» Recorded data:
____________________
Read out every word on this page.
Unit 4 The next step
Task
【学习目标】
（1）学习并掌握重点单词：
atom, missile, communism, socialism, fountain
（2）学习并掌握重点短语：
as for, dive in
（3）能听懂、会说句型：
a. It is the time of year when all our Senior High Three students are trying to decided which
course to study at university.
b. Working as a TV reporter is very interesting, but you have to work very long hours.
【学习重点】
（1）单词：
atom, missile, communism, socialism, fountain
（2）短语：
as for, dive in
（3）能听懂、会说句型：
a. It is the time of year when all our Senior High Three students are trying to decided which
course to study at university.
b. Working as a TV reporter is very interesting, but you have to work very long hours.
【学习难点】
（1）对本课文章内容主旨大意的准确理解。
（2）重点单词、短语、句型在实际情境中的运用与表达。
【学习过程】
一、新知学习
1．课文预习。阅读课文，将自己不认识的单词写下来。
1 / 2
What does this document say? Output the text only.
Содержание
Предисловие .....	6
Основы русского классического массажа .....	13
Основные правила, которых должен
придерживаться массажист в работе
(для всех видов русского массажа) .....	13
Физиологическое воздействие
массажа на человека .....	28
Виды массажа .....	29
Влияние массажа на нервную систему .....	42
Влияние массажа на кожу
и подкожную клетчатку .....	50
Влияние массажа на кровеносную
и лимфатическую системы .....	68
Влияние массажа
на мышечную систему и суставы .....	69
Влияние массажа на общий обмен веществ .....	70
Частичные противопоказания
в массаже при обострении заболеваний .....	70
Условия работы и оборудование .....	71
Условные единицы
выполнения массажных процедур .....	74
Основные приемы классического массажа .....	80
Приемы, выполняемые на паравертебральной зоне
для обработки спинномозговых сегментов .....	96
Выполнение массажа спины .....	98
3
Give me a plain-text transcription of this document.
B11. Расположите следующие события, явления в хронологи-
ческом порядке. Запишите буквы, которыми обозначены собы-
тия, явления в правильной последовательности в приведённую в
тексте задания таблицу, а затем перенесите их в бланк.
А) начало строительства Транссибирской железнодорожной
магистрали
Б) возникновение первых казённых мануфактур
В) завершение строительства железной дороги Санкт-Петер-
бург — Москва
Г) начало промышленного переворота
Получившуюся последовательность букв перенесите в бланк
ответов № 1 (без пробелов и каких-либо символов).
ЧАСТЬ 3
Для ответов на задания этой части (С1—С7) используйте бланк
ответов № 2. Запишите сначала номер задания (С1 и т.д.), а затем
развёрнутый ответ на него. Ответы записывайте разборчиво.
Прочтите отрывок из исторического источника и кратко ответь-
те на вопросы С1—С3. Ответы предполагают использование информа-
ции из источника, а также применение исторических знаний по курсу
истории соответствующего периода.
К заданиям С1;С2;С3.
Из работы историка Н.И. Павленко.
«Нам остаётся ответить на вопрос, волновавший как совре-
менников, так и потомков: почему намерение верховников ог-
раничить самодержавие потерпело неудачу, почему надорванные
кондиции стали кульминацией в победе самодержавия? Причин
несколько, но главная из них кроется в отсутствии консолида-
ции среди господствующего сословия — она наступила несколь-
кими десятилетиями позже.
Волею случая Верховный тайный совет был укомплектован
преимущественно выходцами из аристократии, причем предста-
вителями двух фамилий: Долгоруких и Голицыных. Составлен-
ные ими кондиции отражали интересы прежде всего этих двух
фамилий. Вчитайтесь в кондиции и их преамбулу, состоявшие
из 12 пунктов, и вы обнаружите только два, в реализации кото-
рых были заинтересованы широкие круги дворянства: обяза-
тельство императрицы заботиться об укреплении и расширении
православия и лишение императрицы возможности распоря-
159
____________________
» Problem statement:
Search the preceding listing for "document" and extract every line where it is found.

» Answer for this exercise:
What does this document say? Output the text only.
Give me a plain-text transcription of this document.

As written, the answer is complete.